TASK BRIEF:
Your answer should be one number: how many lines of the data include the string "Debt"?

DATA SECTION:
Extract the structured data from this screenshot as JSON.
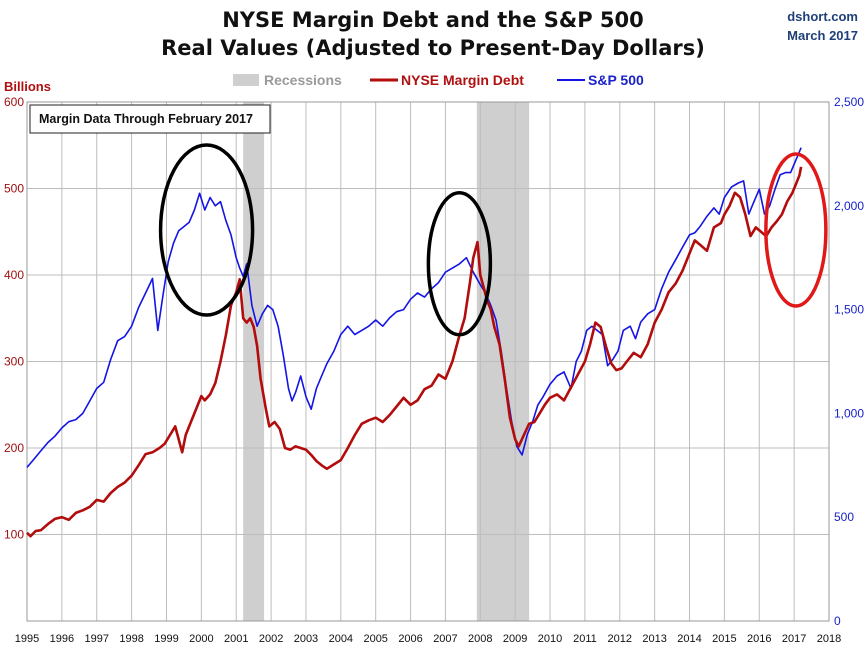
{
  "header": {
    "title_line1": "NYSE Margin Debt and the S&P 500",
    "title_line2": "Real Values (Adjusted to Present-Day Dollars)",
    "brand_line1": "dshort.com",
    "brand_line2": "March 2017"
  },
  "note": "Margin Data Through February 2017",
  "colors": {
    "margin": "#b20c0c",
    "sp500": "#1414e6",
    "recession": "#cfcfcf",
    "grid": "#bdbdbd",
    "ellipse_black": "#000000",
    "ellipse_red": "#e01818"
  },
  "chart_data": {
    "type": "line",
    "title": "NYSE Margin Debt and the S&P 500 Real Values (Adjusted to Present-Day Dollars)",
    "xlabel": "",
    "ylabel_left": "Billions",
    "x_ticks": [
      "1995",
      "1996",
      "1997",
      "1998",
      "1999",
      "2000",
      "2001",
      "2002",
      "2003",
      "2004",
      "2005",
      "2006",
      "2007",
      "2008",
      "2009",
      "2010",
      "2011",
      "2012",
      "2013",
      "2014",
      "2015",
      "2016",
      "2017",
      "2018"
    ],
    "xlim": [
      1995,
      2018
    ],
    "ylim_left": [
      0,
      600
    ],
    "ylim_right": [
      0,
      2500
    ],
    "y_ticks_left": [
      100,
      200,
      300,
      400,
      500,
      600
    ],
    "y_ticks_right": [
      "0",
      "500",
      "1,000",
      "1,500",
      "2,000",
      "2,500"
    ],
    "grid": true,
    "legend_position": "top-center",
    "recessions": [
      {
        "label": "Recessions",
        "start": 2001.2,
        "end": 2001.8
      },
      {
        "start": 2007.9,
        "end": 2009.4
      }
    ],
    "series": [
      {
        "name": "NYSE Margin Debt",
        "axis": "left",
        "points": [
          [
            1995.0,
            102
          ],
          [
            1995.1,
            98
          ],
          [
            1995.25,
            104
          ],
          [
            1995.4,
            105
          ],
          [
            1995.6,
            112
          ],
          [
            1995.8,
            118
          ],
          [
            1996.0,
            120
          ],
          [
            1996.2,
            117
          ],
          [
            1996.4,
            125
          ],
          [
            1996.6,
            128
          ],
          [
            1996.8,
            132
          ],
          [
            1997.0,
            140
          ],
          [
            1997.2,
            138
          ],
          [
            1997.4,
            148
          ],
          [
            1997.6,
            155
          ],
          [
            1997.8,
            160
          ],
          [
            1998.0,
            168
          ],
          [
            1998.2,
            180
          ],
          [
            1998.4,
            193
          ],
          [
            1998.6,
            195
          ],
          [
            1998.8,
            200
          ],
          [
            1998.95,
            205
          ],
          [
            1999.1,
            215
          ],
          [
            1999.25,
            225
          ],
          [
            1999.35,
            210
          ],
          [
            1999.45,
            195
          ],
          [
            1999.55,
            215
          ],
          [
            1999.7,
            230
          ],
          [
            1999.85,
            245
          ],
          [
            2000.0,
            260
          ],
          [
            2000.1,
            255
          ],
          [
            2000.25,
            262
          ],
          [
            2000.4,
            275
          ],
          [
            2000.55,
            300
          ],
          [
            2000.7,
            330
          ],
          [
            2000.85,
            365
          ],
          [
            2001.0,
            380
          ],
          [
            2001.1,
            395
          ],
          [
            2001.2,
            350
          ],
          [
            2001.3,
            345
          ],
          [
            2001.4,
            350
          ],
          [
            2001.5,
            340
          ],
          [
            2001.6,
            318
          ],
          [
            2001.7,
            280
          ],
          [
            2001.85,
            245
          ],
          [
            2001.95,
            225
          ],
          [
            2002.1,
            230
          ],
          [
            2002.25,
            222
          ],
          [
            2002.4,
            200
          ],
          [
            2002.55,
            198
          ],
          [
            2002.7,
            202
          ],
          [
            2002.85,
            200
          ],
          [
            2003.0,
            198
          ],
          [
            2003.15,
            192
          ],
          [
            2003.3,
            185
          ],
          [
            2003.45,
            180
          ],
          [
            2003.6,
            176
          ],
          [
            2003.8,
            181
          ],
          [
            2004.0,
            186
          ],
          [
            2004.2,
            200
          ],
          [
            2004.4,
            215
          ],
          [
            2004.6,
            228
          ],
          [
            2004.8,
            232
          ],
          [
            2005.0,
            235
          ],
          [
            2005.2,
            230
          ],
          [
            2005.4,
            238
          ],
          [
            2005.6,
            248
          ],
          [
            2005.8,
            258
          ],
          [
            2006.0,
            250
          ],
          [
            2006.2,
            255
          ],
          [
            2006.4,
            268
          ],
          [
            2006.6,
            272
          ],
          [
            2006.8,
            285
          ],
          [
            2007.0,
            280
          ],
          [
            2007.2,
            300
          ],
          [
            2007.4,
            330
          ],
          [
            2007.55,
            350
          ],
          [
            2007.7,
            390
          ],
          [
            2007.8,
            420
          ],
          [
            2007.92,
            438
          ],
          [
            2008.0,
            400
          ],
          [
            2008.1,
            385
          ],
          [
            2008.2,
            370
          ],
          [
            2008.3,
            360
          ],
          [
            2008.4,
            340
          ],
          [
            2008.55,
            320
          ],
          [
            2008.7,
            280
          ],
          [
            2008.85,
            235
          ],
          [
            2009.0,
            210
          ],
          [
            2009.1,
            202
          ],
          [
            2009.25,
            215
          ],
          [
            2009.4,
            228
          ],
          [
            2009.55,
            230
          ],
          [
            2009.7,
            240
          ],
          [
            2009.85,
            250
          ],
          [
            2010.0,
            258
          ],
          [
            2010.2,
            262
          ],
          [
            2010.4,
            255
          ],
          [
            2010.6,
            270
          ],
          [
            2010.8,
            285
          ],
          [
            2011.0,
            300
          ],
          [
            2011.15,
            320
          ],
          [
            2011.3,
            345
          ],
          [
            2011.45,
            340
          ],
          [
            2011.6,
            318
          ],
          [
            2011.75,
            298
          ],
          [
            2011.9,
            290
          ],
          [
            2012.05,
            292
          ],
          [
            2012.2,
            300
          ],
          [
            2012.4,
            310
          ],
          [
            2012.6,
            305
          ],
          [
            2012.8,
            320
          ],
          [
            2013.0,
            345
          ],
          [
            2013.2,
            360
          ],
          [
            2013.4,
            380
          ],
          [
            2013.6,
            390
          ],
          [
            2013.8,
            405
          ],
          [
            2014.0,
            425
          ],
          [
            2014.15,
            440
          ],
          [
            2014.3,
            435
          ],
          [
            2014.5,
            428
          ],
          [
            2014.7,
            455
          ],
          [
            2014.9,
            460
          ],
          [
            2015.0,
            470
          ],
          [
            2015.15,
            480
          ],
          [
            2015.3,
            495
          ],
          [
            2015.45,
            490
          ],
          [
            2015.6,
            470
          ],
          [
            2015.75,
            445
          ],
          [
            2015.9,
            455
          ],
          [
            2016.05,
            450
          ],
          [
            2016.2,
            445
          ],
          [
            2016.35,
            455
          ],
          [
            2016.5,
            462
          ],
          [
            2016.65,
            470
          ],
          [
            2016.8,
            485
          ],
          [
            2016.95,
            495
          ],
          [
            2017.05,
            505
          ],
          [
            2017.15,
            515
          ],
          [
            2017.2,
            525
          ]
        ]
      },
      {
        "name": "S&P 500",
        "axis": "right",
        "points": [
          [
            1995.0,
            740
          ],
          [
            1995.2,
            780
          ],
          [
            1995.4,
            820
          ],
          [
            1995.6,
            860
          ],
          [
            1995.8,
            890
          ],
          [
            1996.0,
            930
          ],
          [
            1996.2,
            960
          ],
          [
            1996.4,
            970
          ],
          [
            1996.6,
            1000
          ],
          [
            1996.8,
            1060
          ],
          [
            1997.0,
            1120
          ],
          [
            1997.2,
            1150
          ],
          [
            1997.4,
            1260
          ],
          [
            1997.6,
            1350
          ],
          [
            1997.8,
            1370
          ],
          [
            1998.0,
            1420
          ],
          [
            1998.2,
            1510
          ],
          [
            1998.4,
            1580
          ],
          [
            1998.6,
            1650
          ],
          [
            1998.75,
            1400
          ],
          [
            1998.9,
            1570
          ],
          [
            1999.05,
            1730
          ],
          [
            1999.2,
            1820
          ],
          [
            1999.35,
            1880
          ],
          [
            1999.5,
            1900
          ],
          [
            1999.65,
            1920
          ],
          [
            1999.8,
            1980
          ],
          [
            1999.95,
            2060
          ],
          [
            2000.1,
            1980
          ],
          [
            2000.25,
            2040
          ],
          [
            2000.4,
            2000
          ],
          [
            2000.55,
            2020
          ],
          [
            2000.7,
            1930
          ],
          [
            2000.85,
            1860
          ],
          [
            2001.0,
            1750
          ],
          [
            2001.1,
            1700
          ],
          [
            2001.2,
            1660
          ],
          [
            2001.3,
            1720
          ],
          [
            2001.45,
            1520
          ],
          [
            2001.6,
            1420
          ],
          [
            2001.75,
            1480
          ],
          [
            2001.9,
            1520
          ],
          [
            2002.05,
            1500
          ],
          [
            2002.2,
            1420
          ],
          [
            2002.35,
            1280
          ],
          [
            2002.5,
            1120
          ],
          [
            2002.6,
            1060
          ],
          [
            2002.7,
            1100
          ],
          [
            2002.85,
            1180
          ],
          [
            2003.0,
            1080
          ],
          [
            2003.15,
            1020
          ],
          [
            2003.3,
            1120
          ],
          [
            2003.45,
            1180
          ],
          [
            2003.6,
            1240
          ],
          [
            2003.8,
            1300
          ],
          [
            2004.0,
            1380
          ],
          [
            2004.2,
            1420
          ],
          [
            2004.4,
            1380
          ],
          [
            2004.6,
            1400
          ],
          [
            2004.8,
            1420
          ],
          [
            2005.0,
            1450
          ],
          [
            2005.2,
            1420
          ],
          [
            2005.4,
            1460
          ],
          [
            2005.6,
            1490
          ],
          [
            2005.8,
            1500
          ],
          [
            2006.0,
            1550
          ],
          [
            2006.2,
            1580
          ],
          [
            2006.4,
            1560
          ],
          [
            2006.6,
            1600
          ],
          [
            2006.8,
            1630
          ],
          [
            2007.0,
            1680
          ],
          [
            2007.2,
            1700
          ],
          [
            2007.4,
            1720
          ],
          [
            2007.6,
            1750
          ],
          [
            2007.8,
            1680
          ],
          [
            2008.0,
            1620
          ],
          [
            2008.15,
            1580
          ],
          [
            2008.3,
            1520
          ],
          [
            2008.45,
            1450
          ],
          [
            2008.6,
            1300
          ],
          [
            2008.75,
            1120
          ],
          [
            2008.9,
            960
          ],
          [
            2009.05,
            840
          ],
          [
            2009.2,
            800
          ],
          [
            2009.35,
            900
          ],
          [
            2009.5,
            960
          ],
          [
            2009.65,
            1040
          ],
          [
            2009.8,
            1080
          ],
          [
            2010.0,
            1140
          ],
          [
            2010.2,
            1180
          ],
          [
            2010.4,
            1200
          ],
          [
            2010.6,
            1120
          ],
          [
            2010.75,
            1250
          ],
          [
            2010.9,
            1300
          ],
          [
            2011.05,
            1400
          ],
          [
            2011.2,
            1420
          ],
          [
            2011.35,
            1400
          ],
          [
            2011.5,
            1380
          ],
          [
            2011.65,
            1230
          ],
          [
            2011.8,
            1260
          ],
          [
            2011.95,
            1300
          ],
          [
            2012.1,
            1400
          ],
          [
            2012.3,
            1420
          ],
          [
            2012.45,
            1360
          ],
          [
            2012.6,
            1440
          ],
          [
            2012.8,
            1480
          ],
          [
            2013.0,
            1500
          ],
          [
            2013.2,
            1600
          ],
          [
            2013.4,
            1680
          ],
          [
            2013.6,
            1740
          ],
          [
            2013.8,
            1800
          ],
          [
            2014.0,
            1860
          ],
          [
            2014.15,
            1870
          ],
          [
            2014.3,
            1900
          ],
          [
            2014.5,
            1950
          ],
          [
            2014.7,
            1990
          ],
          [
            2014.85,
            1960
          ],
          [
            2015.0,
            2040
          ],
          [
            2015.2,
            2090
          ],
          [
            2015.4,
            2110
          ],
          [
            2015.55,
            2120
          ],
          [
            2015.7,
            1960
          ],
          [
            2015.85,
            2020
          ],
          [
            2016.0,
            2080
          ],
          [
            2016.15,
            1960
          ],
          [
            2016.3,
            2000
          ],
          [
            2016.45,
            2080
          ],
          [
            2016.6,
            2150
          ],
          [
            2016.75,
            2160
          ],
          [
            2016.9,
            2160
          ],
          [
            2017.0,
            2200
          ],
          [
            2017.1,
            2240
          ],
          [
            2017.2,
            2280
          ]
        ]
      }
    ],
    "annotations": [
      {
        "text": "Margin Data Through February 2017"
      }
    ],
    "highlight_ellipses": [
      {
        "color": "black",
        "center": [
          2000.15,
          452
        ]
      },
      {
        "color": "black",
        "center": [
          2007.4,
          413
        ]
      },
      {
        "color": "red",
        "center": [
          2017.05,
          452
        ]
      }
    ]
  }
}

RESPONSE:
3